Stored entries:
* * * *

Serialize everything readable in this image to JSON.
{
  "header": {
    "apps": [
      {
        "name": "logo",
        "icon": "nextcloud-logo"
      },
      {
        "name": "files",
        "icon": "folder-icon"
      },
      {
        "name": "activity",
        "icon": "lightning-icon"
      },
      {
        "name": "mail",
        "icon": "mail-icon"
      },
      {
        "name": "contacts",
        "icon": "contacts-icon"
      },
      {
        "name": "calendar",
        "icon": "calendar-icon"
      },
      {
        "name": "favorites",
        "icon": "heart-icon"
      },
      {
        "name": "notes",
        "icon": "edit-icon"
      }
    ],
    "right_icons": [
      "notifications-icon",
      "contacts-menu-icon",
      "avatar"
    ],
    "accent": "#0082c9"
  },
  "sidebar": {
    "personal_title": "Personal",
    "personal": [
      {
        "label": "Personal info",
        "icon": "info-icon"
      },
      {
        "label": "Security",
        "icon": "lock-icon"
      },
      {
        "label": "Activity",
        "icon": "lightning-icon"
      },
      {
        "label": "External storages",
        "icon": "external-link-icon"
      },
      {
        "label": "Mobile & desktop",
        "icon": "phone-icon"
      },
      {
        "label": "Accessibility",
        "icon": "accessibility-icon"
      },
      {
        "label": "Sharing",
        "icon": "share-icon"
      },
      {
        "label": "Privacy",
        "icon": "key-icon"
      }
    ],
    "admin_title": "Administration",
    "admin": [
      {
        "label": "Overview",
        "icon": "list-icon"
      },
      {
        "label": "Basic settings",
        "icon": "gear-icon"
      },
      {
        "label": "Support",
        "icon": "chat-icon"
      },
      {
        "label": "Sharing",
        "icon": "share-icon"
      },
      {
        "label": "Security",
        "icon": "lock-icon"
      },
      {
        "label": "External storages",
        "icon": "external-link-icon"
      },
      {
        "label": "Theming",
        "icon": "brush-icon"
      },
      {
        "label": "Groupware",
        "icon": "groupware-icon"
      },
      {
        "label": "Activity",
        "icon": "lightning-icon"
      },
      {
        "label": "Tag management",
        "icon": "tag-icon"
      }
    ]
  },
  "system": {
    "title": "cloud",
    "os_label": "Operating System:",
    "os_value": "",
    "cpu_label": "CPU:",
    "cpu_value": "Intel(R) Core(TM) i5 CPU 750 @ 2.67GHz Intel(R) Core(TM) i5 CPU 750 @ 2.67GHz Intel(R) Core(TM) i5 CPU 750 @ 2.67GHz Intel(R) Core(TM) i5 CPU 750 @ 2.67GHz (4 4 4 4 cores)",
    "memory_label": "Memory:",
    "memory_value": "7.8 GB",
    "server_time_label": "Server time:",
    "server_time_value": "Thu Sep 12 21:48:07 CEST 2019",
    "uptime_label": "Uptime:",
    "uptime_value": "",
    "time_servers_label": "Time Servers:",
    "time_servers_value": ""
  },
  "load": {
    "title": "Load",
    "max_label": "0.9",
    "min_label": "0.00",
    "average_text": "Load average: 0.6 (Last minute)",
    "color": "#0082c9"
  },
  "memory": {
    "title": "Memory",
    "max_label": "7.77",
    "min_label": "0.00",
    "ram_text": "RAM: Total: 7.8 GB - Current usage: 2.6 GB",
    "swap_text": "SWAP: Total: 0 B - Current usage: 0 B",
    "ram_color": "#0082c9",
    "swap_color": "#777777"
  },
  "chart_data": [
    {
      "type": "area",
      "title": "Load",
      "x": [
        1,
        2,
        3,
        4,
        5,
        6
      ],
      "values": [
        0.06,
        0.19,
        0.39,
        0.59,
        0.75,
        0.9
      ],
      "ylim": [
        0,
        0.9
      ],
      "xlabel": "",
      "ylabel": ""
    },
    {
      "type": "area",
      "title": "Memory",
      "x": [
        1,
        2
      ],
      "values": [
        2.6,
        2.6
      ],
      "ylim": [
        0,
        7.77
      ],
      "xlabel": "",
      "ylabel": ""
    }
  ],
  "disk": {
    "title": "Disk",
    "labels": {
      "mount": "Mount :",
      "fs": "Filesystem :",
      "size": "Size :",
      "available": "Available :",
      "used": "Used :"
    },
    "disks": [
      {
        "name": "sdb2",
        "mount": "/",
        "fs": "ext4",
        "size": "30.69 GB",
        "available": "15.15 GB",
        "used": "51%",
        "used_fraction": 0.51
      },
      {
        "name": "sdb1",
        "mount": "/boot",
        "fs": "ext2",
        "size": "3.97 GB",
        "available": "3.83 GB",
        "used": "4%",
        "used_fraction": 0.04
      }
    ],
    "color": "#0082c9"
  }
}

* * * *

Exercise instructions: Write every line of the material above again, exactly.

Written response:
Serialize everything readable in this image to JSON.
{
  "header": {
    "apps": [
      {
        "name": "logo",
        "icon": "nextcloud-logo"
      },
      {
        "name": "files",
        "icon": "folder-icon"
      },
      {
        "name": "activity",
        "icon": "lightning-icon"
      },
      {
        "name": "mail",
        "icon": "mail-icon"
      },
      {
        "name": "contacts",
        "icon": "contacts-icon"
      },
      {
        "name": "calendar",
        "icon": "calendar-icon"
      },
      {
        "name": "favorites",
        "icon": "heart-icon"
      },
      {
        "name": "notes",
        "icon": "edit-icon"
      }
    ],
    "right_icons": [
      "notifications-icon",
      "contacts-menu-icon",
      "avatar"
    ],
    "accent": "#0082c9"
  },
  "sidebar": {
    "personal_title": "Personal",
    "personal": [
      {
        "label": "Personal info",
        "icon": "info-icon"
      },
      {
        "label": "Security",
        "icon": "lock-icon"
      },
      {
        "label": "Activity",
        "icon": "lightning-icon"
      },
      {
        "label": "External storages",
        "icon": "external-link-icon"
      },
      {
        "label": "Mobile & desktop",
        "icon": "phone-icon"
      },
      {
        "label": "Accessibility",
        "icon": "accessibility-icon"
      },
      {
        "label": "Sharing",
        "icon": "share-icon"
      },
      {
        "label": "Privacy",
        "icon": "key-icon"
      }
    ],
    "admin_title": "Administration",
    "admin": [
      {
        "label": "Overview",
        "icon": "list-icon"
      },
      {
        "label": "Basic settings",
        "icon": "gear-icon"
      },
      {
        "label": "Support",
        "icon": "chat-icon"
      },
      {
        "label": "Sharing",
        "icon": "share-icon"
      },
      {
        "label": "Security",
        "icon": "lock-icon"
      },
      {
        "label": "External storages",
        "icon": "external-link-icon"
      },
      {
        "label": "Theming",
        "icon": "brush-icon"
      },
      {
        "label": "Groupware",
        "icon": "groupware-icon"
      },
      {
        "label": "Activity",
        "icon": "lightning-icon"
      },
      {
        "label": "Tag management",
        "icon": "tag-icon"
      }
    ]
  },
  "system": {
    "title": "cloud",
    "os_label": "Operating System:",
    "os_value": "",
    "cpu_label": "CPU:",
    "cpu_value": "Intel(R) Core(TM) i5 CPU 750 @ 2.67GHz Intel(R) Core(TM) i5 CPU 750 @ 2.67GHz Intel(R) Core(TM) i5 CPU 750 @ 2.67GHz Intel(R) Core(TM) i5 CPU 750 @ 2.67GHz (4 4 4 4 cores)",
    "memory_label": "Memory:",
    "memory_value": "7.8 GB",
    "server_time_label": "Server time:",
    "server_time_value": "Thu Sep 12 21:48:07 CEST 2019",
    "uptime_label": "Uptime:",
    "uptime_value": "",
    "time_servers_label": "Time Servers:",
    "time_servers_value": ""
  },
  "load": {
    "title": "Load",
    "max_label": "0.9",
    "min_label": "0.00",
    "average_text": "Load average: 0.6 (Last minute)",
    "color": "#0082c9"
  },
  "memory": {
    "title": "Memory",
    "max_label": "7.77",
    "min_label": "0.00",
    "ram_text": "RAM: Total: 7.8 GB - Current usage: 2.6 GB",
    "swap_text": "SWAP: Total: 0 B - Current usage: 0 B",
    "ram_color": "#0082c9",
    "swap_color": "#777777"
  },
  "chart_data": [
    {
      "type": "area",
      "title": "Load",
      "x": [
        1,
        2,
        3,
        4,
        5,
        6
      ],
      "values": [
        0.06,
        0.19,
        0.39,
        0.59,
        0.75,
        0.9
      ],
      "ylim": [
        0,
        0.9
      ],
      "xlabel": "",
      "ylabel": ""
    },
    {
      "type": "area",
      "title": "Memory",
      "x": [
        1,
        2
      ],
      "values": [
        2.6,
        2.6
      ],
      "ylim": [
        0,
        7.77
      ],
      "xlabel": "",
      "ylabel": ""
    }
  ],
  "disk": {
    "title": "Disk",
    "labels": {
      "mount": "Mount :",
      "fs": "Filesystem :",
      "size": "Size :",
      "available": "Available :",
      "used": "Used :"
    },
    "disks": [
      {
        "name": "sdb2",
        "mount": "/",
        "fs": "ext4",
        "size": "30.69 GB",
        "available": "15.15 GB",
        "used": "51%",
        "used_fraction": 0.51
      },
      {
        "name": "sdb1",
        "mount": "/boot",
        "fs": "ext2",
        "size": "3.97 GB",
        "available": "3.83 GB",
        "used": "4%",
        "used_fraction": 0.04
      }
    ],
    "color": "#0082c9"
  }
}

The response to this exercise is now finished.